EXCERPTED RECORDS
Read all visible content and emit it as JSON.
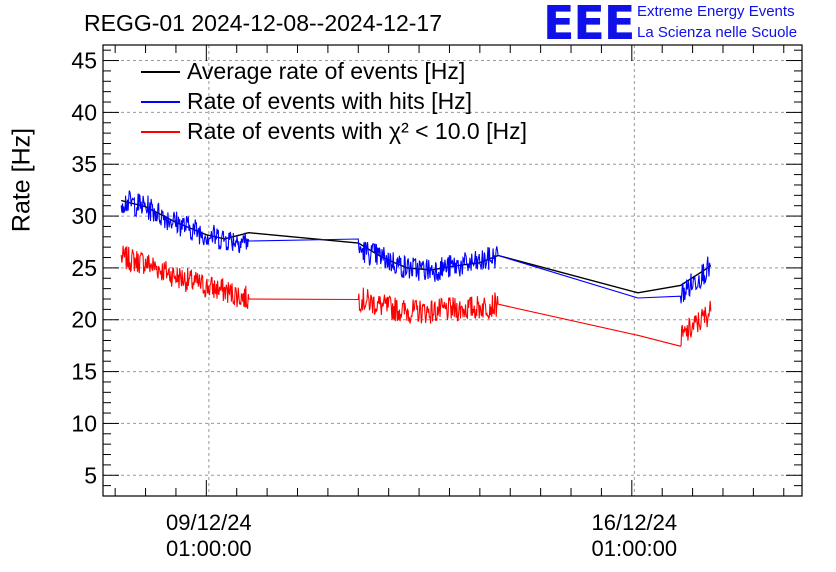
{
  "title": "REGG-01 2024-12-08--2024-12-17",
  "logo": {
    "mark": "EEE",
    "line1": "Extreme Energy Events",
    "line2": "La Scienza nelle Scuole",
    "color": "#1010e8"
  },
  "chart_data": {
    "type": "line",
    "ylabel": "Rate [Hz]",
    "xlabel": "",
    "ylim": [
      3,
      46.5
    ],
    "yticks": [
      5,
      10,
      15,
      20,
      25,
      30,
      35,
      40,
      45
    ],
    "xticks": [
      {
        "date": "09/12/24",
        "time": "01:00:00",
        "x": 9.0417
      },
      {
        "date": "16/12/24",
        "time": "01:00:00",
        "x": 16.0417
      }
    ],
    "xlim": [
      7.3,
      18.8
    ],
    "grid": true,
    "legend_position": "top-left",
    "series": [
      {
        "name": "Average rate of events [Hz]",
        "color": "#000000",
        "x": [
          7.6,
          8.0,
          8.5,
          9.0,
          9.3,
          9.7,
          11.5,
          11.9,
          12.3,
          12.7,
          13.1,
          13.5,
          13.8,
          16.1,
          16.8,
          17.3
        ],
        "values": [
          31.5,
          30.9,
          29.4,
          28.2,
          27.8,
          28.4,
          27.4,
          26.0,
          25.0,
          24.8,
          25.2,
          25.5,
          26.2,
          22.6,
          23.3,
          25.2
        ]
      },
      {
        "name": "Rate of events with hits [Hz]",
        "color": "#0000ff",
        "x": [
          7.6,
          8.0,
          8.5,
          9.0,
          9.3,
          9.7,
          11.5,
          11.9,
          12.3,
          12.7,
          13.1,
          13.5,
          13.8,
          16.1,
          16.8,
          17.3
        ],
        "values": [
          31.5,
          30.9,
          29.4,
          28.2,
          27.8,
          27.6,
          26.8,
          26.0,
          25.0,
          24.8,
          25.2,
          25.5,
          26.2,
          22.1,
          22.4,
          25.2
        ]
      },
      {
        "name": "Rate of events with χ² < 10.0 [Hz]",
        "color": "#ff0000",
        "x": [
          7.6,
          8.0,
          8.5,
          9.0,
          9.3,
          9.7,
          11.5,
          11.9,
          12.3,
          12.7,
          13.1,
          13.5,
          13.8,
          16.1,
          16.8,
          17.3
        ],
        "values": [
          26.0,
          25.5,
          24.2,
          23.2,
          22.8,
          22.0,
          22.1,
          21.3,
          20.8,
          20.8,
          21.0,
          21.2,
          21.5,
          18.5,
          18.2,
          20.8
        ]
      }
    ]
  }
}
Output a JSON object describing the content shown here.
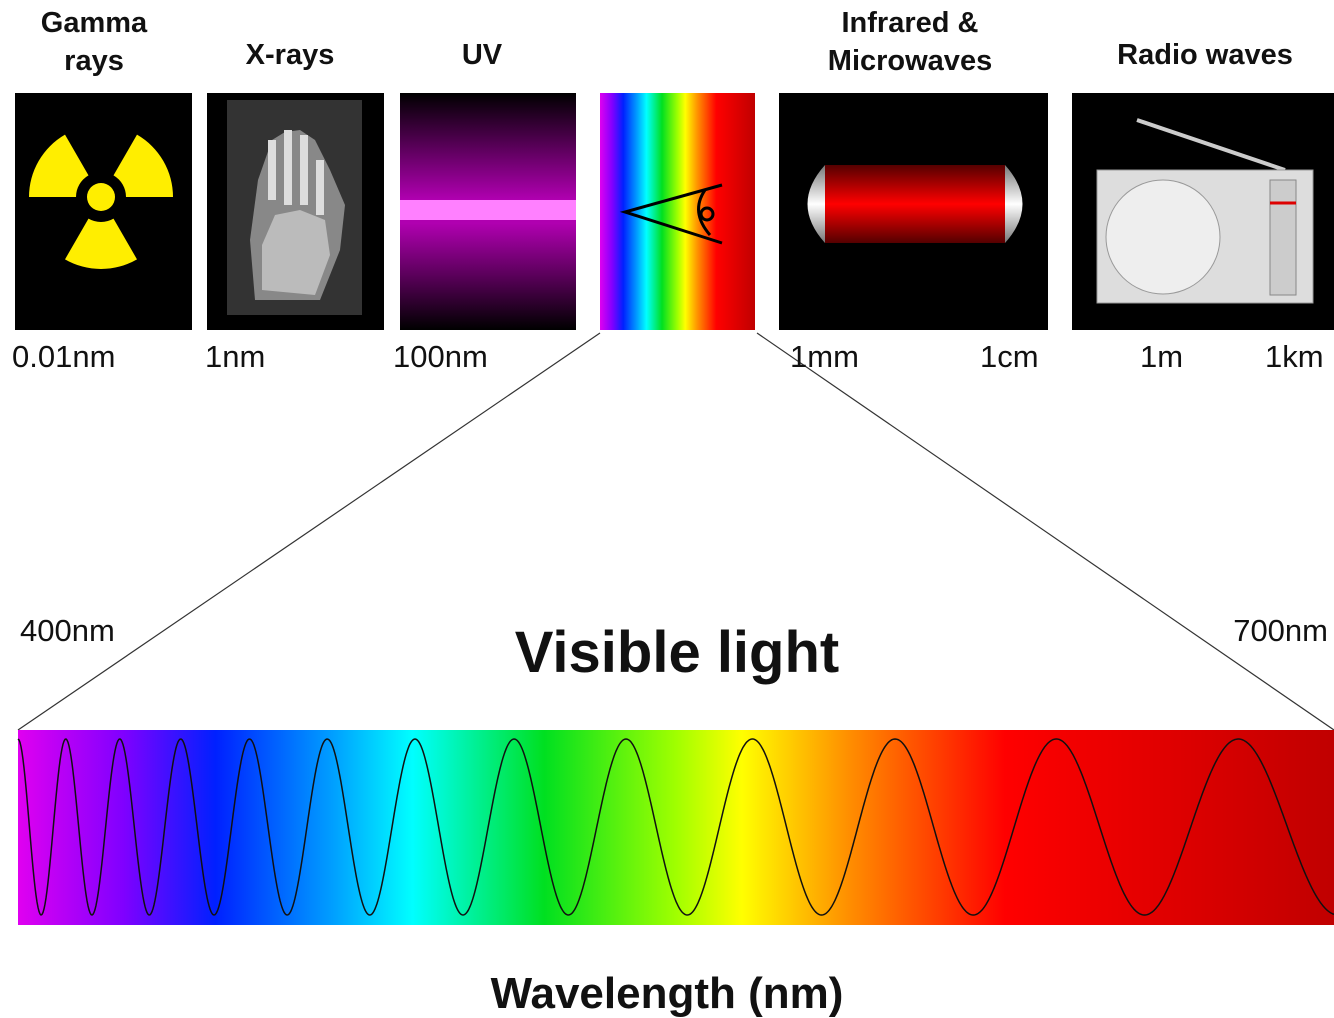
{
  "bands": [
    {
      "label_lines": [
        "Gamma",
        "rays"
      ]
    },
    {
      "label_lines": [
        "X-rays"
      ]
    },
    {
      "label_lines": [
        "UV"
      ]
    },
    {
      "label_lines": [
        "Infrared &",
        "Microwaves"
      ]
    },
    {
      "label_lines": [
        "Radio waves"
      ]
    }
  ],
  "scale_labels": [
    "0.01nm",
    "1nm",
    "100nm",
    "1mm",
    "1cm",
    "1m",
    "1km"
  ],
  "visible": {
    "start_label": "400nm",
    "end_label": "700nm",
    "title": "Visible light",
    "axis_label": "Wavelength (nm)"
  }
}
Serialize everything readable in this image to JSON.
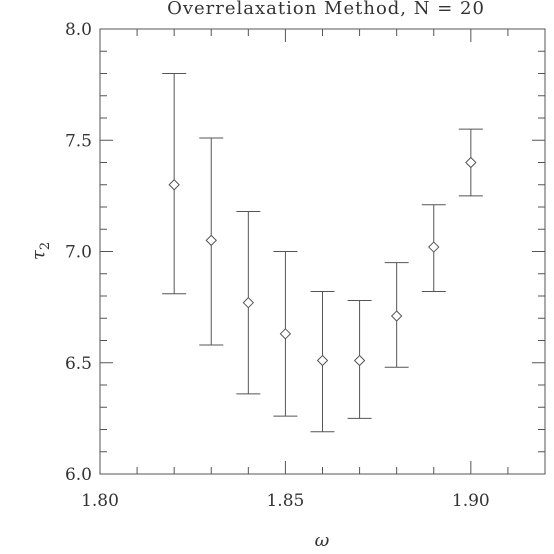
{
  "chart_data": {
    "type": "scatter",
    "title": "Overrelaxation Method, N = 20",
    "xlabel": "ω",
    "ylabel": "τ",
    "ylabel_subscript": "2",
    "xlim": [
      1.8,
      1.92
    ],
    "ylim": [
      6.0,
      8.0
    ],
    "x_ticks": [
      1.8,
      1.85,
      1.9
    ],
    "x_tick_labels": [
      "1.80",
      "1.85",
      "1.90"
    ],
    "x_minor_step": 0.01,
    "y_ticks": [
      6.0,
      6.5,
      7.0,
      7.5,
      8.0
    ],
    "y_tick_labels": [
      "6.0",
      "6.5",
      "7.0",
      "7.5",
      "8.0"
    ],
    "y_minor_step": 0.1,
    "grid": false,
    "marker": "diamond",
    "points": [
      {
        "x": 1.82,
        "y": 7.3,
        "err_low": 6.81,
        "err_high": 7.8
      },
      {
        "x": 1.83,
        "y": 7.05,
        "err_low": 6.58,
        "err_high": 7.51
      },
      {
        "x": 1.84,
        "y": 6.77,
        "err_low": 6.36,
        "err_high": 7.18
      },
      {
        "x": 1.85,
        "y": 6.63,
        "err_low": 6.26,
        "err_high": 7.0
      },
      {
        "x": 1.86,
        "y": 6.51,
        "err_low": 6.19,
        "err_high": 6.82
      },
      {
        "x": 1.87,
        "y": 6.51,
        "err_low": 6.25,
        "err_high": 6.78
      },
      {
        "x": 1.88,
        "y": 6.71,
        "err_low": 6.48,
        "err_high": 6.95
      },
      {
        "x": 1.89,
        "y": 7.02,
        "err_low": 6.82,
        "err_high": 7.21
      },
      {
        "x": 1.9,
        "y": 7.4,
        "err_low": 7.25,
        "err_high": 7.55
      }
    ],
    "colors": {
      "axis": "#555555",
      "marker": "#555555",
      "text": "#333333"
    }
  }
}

==

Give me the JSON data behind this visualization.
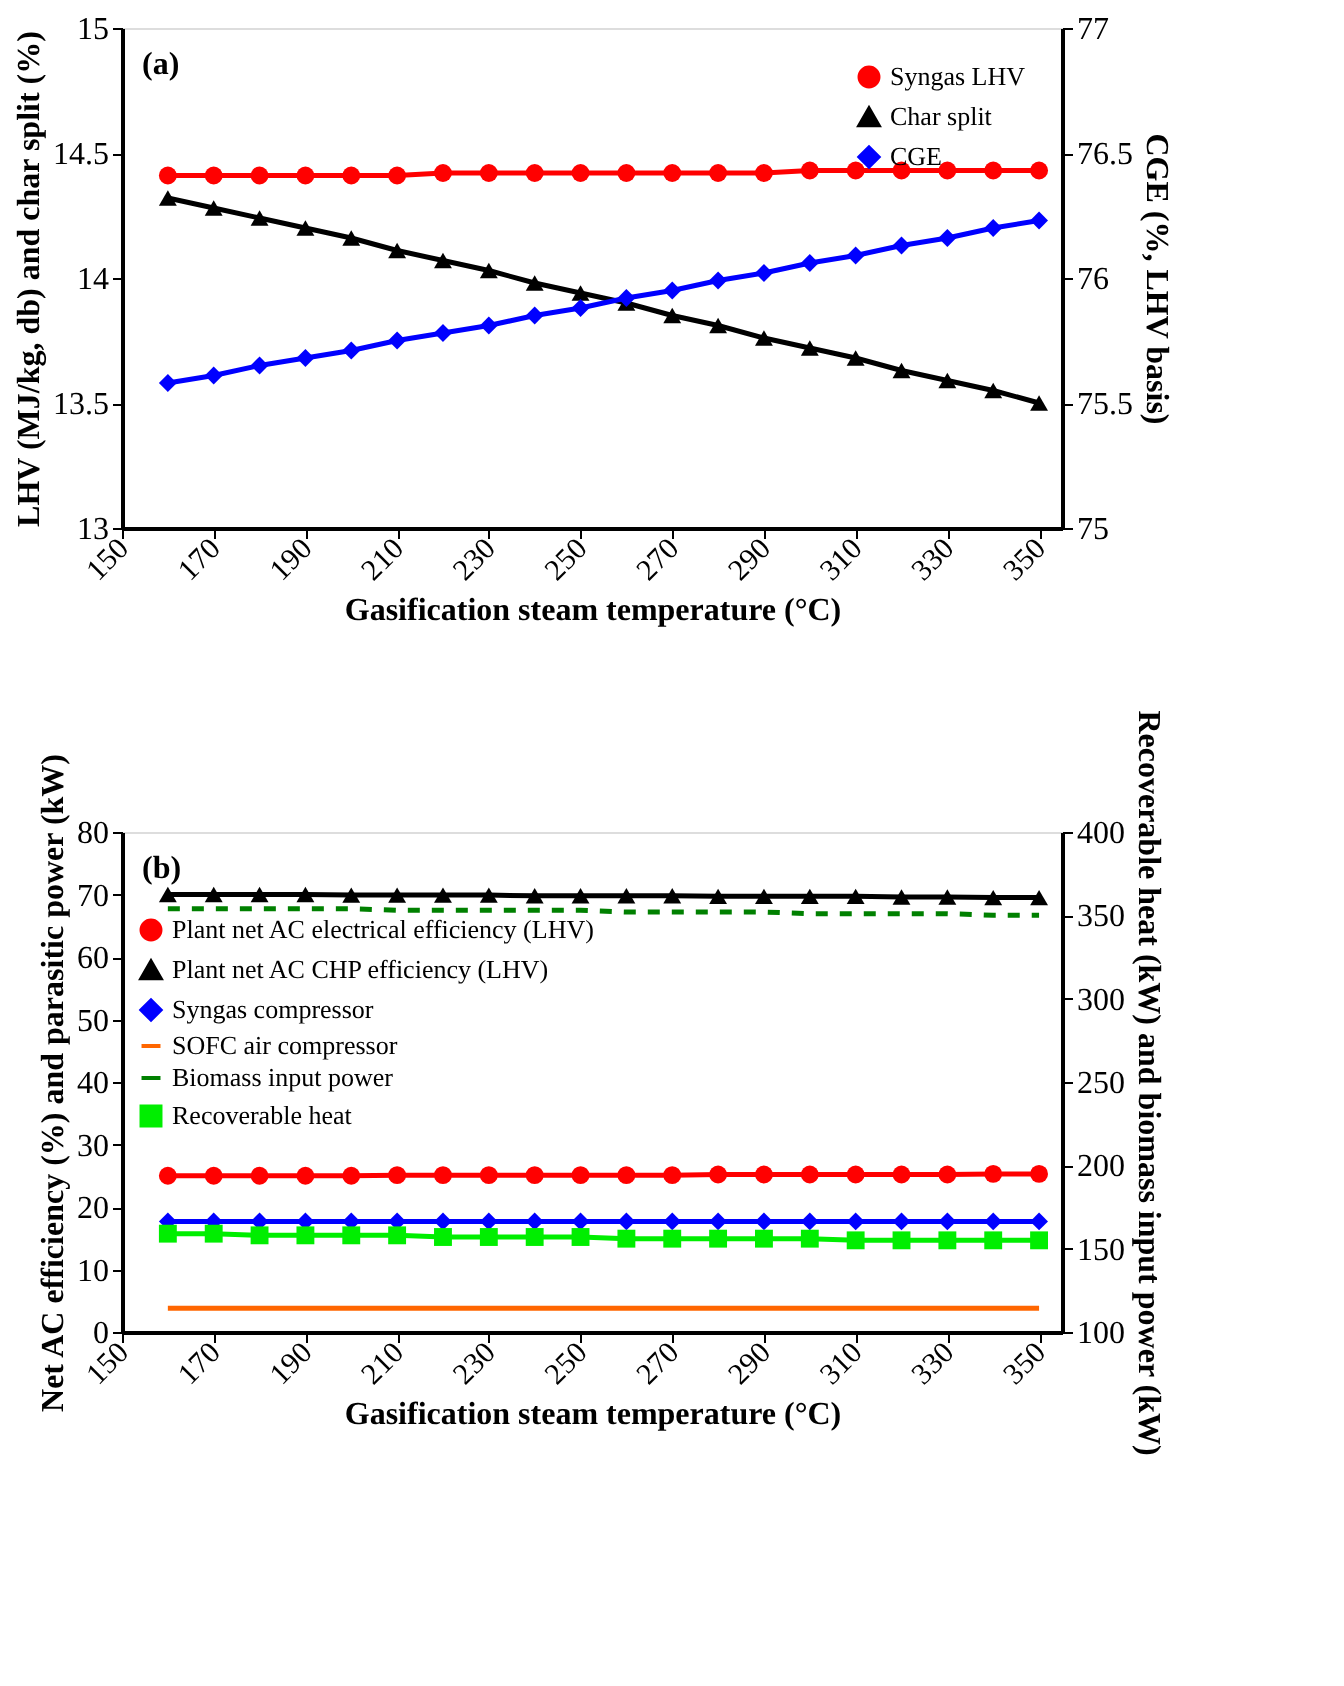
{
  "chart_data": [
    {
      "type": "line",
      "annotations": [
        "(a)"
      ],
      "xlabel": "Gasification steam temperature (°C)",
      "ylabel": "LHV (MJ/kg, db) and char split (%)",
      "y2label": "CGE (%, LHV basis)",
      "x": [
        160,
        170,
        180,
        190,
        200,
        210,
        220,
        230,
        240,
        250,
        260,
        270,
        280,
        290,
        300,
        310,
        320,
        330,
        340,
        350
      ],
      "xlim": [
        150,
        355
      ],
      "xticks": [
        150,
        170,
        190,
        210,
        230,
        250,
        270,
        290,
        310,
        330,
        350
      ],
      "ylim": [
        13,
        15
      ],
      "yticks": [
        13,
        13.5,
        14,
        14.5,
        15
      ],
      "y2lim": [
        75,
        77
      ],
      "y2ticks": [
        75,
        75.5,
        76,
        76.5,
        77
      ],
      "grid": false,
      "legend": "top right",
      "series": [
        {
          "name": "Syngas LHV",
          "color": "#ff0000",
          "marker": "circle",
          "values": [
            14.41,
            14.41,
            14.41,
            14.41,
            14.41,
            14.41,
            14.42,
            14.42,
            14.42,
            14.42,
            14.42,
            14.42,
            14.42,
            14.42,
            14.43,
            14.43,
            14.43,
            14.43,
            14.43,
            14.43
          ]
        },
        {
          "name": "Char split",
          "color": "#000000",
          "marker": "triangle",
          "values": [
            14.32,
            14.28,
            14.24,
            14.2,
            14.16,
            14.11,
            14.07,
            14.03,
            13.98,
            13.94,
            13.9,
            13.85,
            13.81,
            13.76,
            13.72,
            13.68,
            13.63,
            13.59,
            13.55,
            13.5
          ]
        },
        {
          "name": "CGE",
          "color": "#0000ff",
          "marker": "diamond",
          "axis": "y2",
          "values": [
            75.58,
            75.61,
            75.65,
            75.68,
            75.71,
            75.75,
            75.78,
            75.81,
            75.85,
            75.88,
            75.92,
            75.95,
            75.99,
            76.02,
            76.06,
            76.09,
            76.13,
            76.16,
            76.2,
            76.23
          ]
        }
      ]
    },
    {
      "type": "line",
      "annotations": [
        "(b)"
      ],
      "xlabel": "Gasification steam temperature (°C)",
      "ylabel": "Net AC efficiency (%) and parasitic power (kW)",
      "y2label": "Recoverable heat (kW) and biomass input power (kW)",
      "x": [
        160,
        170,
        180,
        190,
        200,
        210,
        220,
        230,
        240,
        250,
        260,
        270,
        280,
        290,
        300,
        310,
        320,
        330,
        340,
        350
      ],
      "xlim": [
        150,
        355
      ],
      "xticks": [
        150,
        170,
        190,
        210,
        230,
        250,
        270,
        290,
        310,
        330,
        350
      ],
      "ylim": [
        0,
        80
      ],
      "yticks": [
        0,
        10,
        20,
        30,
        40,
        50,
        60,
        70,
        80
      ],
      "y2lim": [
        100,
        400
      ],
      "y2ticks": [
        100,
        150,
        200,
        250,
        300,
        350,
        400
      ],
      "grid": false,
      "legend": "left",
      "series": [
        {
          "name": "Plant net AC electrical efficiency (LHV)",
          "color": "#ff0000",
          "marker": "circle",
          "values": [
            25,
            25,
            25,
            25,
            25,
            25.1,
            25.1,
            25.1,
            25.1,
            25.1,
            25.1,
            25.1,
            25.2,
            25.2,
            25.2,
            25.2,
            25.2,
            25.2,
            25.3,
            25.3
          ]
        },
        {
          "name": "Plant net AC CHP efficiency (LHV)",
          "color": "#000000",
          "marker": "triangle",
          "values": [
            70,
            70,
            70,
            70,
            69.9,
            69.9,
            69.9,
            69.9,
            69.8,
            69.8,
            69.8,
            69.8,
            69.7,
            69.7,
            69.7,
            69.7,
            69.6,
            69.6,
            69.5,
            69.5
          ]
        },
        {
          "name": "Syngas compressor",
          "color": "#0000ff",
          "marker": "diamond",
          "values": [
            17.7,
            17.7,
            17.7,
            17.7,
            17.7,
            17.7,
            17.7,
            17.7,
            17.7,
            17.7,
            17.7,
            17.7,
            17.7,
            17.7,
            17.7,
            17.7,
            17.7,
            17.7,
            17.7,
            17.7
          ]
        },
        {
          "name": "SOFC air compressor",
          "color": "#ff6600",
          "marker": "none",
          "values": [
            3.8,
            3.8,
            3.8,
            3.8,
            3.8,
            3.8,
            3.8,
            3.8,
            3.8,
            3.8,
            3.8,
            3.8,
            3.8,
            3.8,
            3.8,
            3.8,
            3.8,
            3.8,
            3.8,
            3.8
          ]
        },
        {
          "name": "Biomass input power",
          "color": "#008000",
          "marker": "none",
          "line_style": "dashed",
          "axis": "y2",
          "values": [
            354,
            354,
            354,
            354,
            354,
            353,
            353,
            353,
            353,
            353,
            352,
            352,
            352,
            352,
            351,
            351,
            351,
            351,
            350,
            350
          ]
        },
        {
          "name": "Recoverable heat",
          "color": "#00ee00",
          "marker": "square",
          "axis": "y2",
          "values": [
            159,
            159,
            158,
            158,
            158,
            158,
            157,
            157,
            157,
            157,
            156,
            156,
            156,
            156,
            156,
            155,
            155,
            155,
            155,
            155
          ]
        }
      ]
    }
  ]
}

GIVEN TASK
Show every line from the entries above in which the word "this" appears.

FULL ANSWER
Serialize everything readable in this image to JSON.
Give me the JSON data behind this visualization.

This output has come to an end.